• [TASK BRIEF]: Nothing may be dropped or altered: reproduce all the data.

(Rows from a figure dataset)
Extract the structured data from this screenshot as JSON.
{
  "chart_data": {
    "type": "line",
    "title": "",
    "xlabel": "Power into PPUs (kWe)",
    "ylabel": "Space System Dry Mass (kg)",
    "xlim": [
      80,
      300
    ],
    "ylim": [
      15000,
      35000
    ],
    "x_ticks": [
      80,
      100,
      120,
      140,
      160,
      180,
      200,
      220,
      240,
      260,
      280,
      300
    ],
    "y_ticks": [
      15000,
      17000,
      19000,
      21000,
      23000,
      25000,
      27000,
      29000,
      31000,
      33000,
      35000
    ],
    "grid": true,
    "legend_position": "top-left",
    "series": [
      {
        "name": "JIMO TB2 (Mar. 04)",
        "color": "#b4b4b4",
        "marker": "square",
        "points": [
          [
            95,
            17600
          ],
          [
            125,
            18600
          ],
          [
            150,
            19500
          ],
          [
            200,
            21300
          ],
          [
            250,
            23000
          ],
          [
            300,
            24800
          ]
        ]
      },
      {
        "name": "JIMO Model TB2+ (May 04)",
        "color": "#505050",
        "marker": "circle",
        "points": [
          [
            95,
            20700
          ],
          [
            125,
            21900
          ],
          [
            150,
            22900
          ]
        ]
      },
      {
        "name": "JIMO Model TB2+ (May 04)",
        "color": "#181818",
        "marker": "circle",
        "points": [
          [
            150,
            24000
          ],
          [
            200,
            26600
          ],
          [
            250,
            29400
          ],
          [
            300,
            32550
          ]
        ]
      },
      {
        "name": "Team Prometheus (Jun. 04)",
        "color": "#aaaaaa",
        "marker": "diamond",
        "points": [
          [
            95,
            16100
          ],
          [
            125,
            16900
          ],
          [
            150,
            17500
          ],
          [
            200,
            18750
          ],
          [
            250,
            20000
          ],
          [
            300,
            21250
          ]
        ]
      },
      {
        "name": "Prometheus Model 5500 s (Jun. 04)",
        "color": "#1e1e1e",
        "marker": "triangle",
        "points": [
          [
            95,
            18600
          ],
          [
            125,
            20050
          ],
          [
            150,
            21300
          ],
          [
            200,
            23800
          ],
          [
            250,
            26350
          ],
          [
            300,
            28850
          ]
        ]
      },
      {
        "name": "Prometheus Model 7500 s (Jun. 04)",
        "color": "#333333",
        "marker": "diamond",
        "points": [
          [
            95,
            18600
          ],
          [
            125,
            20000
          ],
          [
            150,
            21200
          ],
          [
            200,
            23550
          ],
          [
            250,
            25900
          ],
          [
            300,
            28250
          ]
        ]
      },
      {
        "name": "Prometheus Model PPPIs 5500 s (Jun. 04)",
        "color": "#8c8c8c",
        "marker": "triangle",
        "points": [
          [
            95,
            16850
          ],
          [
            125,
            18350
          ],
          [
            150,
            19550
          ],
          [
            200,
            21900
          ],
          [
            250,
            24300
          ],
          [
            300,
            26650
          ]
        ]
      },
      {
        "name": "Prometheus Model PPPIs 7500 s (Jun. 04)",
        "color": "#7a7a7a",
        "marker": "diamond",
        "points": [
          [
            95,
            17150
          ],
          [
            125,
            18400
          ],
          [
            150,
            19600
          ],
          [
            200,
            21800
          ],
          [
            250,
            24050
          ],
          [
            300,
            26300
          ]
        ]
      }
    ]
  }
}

• [SOLVED PROBLEM]:
Extract the structured data from this screenshot as JSON.
{
  "chart_data": {
    "type": "line",
    "title": "",
    "xlabel": "Power into PPUs (kWe)",
    "ylabel": "Space System Dry Mass (kg)",
    "xlim": [
      80,
      300
    ],
    "ylim": [
      15000,
      35000
    ],
    "x_ticks": [
      80,
      100,
      120,
      140,
      160,
      180,
      200,
      220,
      240,
      260,
      280,
      300
    ],
    "y_ticks": [
      15000,
      17000,
      19000,
      21000,
      23000,
      25000,
      27000,
      29000,
      31000,
      33000,
      35000
    ],
    "grid": true,
    "legend_position": "top-left",
    "series": [
      {
        "name": "JIMO TB2 (Mar. 04)",
        "color": "#b4b4b4",
        "marker": "square",
        "points": [
          [
            95,
            17600
          ],
          [
            125,
            18600
          ],
          [
            150,
            19500
          ],
          [
            200,
            21300
          ],
          [
            250,
            23000
          ],
          [
            300,
            24800
          ]
        ]
      },
      {
        "name": "JIMO Model TB2+ (May 04)",
        "color": "#505050",
        "marker": "circle",
        "points": [
          [
            95,
            20700
          ],
          [
            125,
            21900
          ],
          [
            150,
            22900
          ]
        ]
      },
      {
        "name": "JIMO Model TB2+ (May 04)",
        "color": "#181818",
        "marker": "circle",
        "points": [
          [
            150,
            24000
          ],
          [
            200,
            26600
          ],
          [
            250,
            29400
          ],
          [
            300,
            32550
          ]
        ]
      },
      {
        "name": "Team Prometheus (Jun. 04)",
        "color": "#aaaaaa",
        "marker": "diamond",
        "points": [
          [
            95,
            16100
          ],
          [
            125,
            16900
          ],
          [
            150,
            17500
          ],
          [
            200,
            18750
          ],
          [
            250,
            20000
          ],
          [
            300,
            21250
          ]
        ]
      },
      {
        "name": "Prometheus Model 5500 s (Jun. 04)",
        "color": "#1e1e1e",
        "marker": "triangle",
        "points": [
          [
            95,
            18600
          ],
          [
            125,
            20050
          ],
          [
            150,
            21300
          ],
          [
            200,
            23800
          ],
          [
            250,
            26350
          ],
          [
            300,
            28850
          ]
        ]
      },
      {
        "name": "Prometheus Model 7500 s (Jun. 04)",
        "color": "#333333",
        "marker": "diamond",
        "points": [
          [
            95,
            18600
          ],
          [
            125,
            20000
          ],
          [
            150,
            21200
          ],
          [
            200,
            23550
          ],
          [
            250,
            25900
          ],
          [
            300,
            28250
          ]
        ]
      },
      {
        "name": "Prometheus Model PPPIs 5500 s (Jun. 04)",
        "color": "#8c8c8c",
        "marker": "triangle",
        "points": [
          [
            95,
            16850
          ],
          [
            125,
            18350
          ],
          [
            150,
            19550
          ],
          [
            200,
            21900
          ],
          [
            250,
            24300
          ],
          [
            300,
            26650
          ]
        ]
      },
      {
        "name": "Prometheus Model PPPIs 7500 s (Jun. 04)",
        "color": "#7a7a7a",
        "marker": "diamond",
        "points": [
          [
            95,
            17150
          ],
          [
            125,
            18400
          ],
          [
            150,
            19600
          ],
          [
            200,
            21800
          ],
          [
            250,
            24050
          ],
          [
            300,
            26300
          ]
        ]
      }
    ]
  }
}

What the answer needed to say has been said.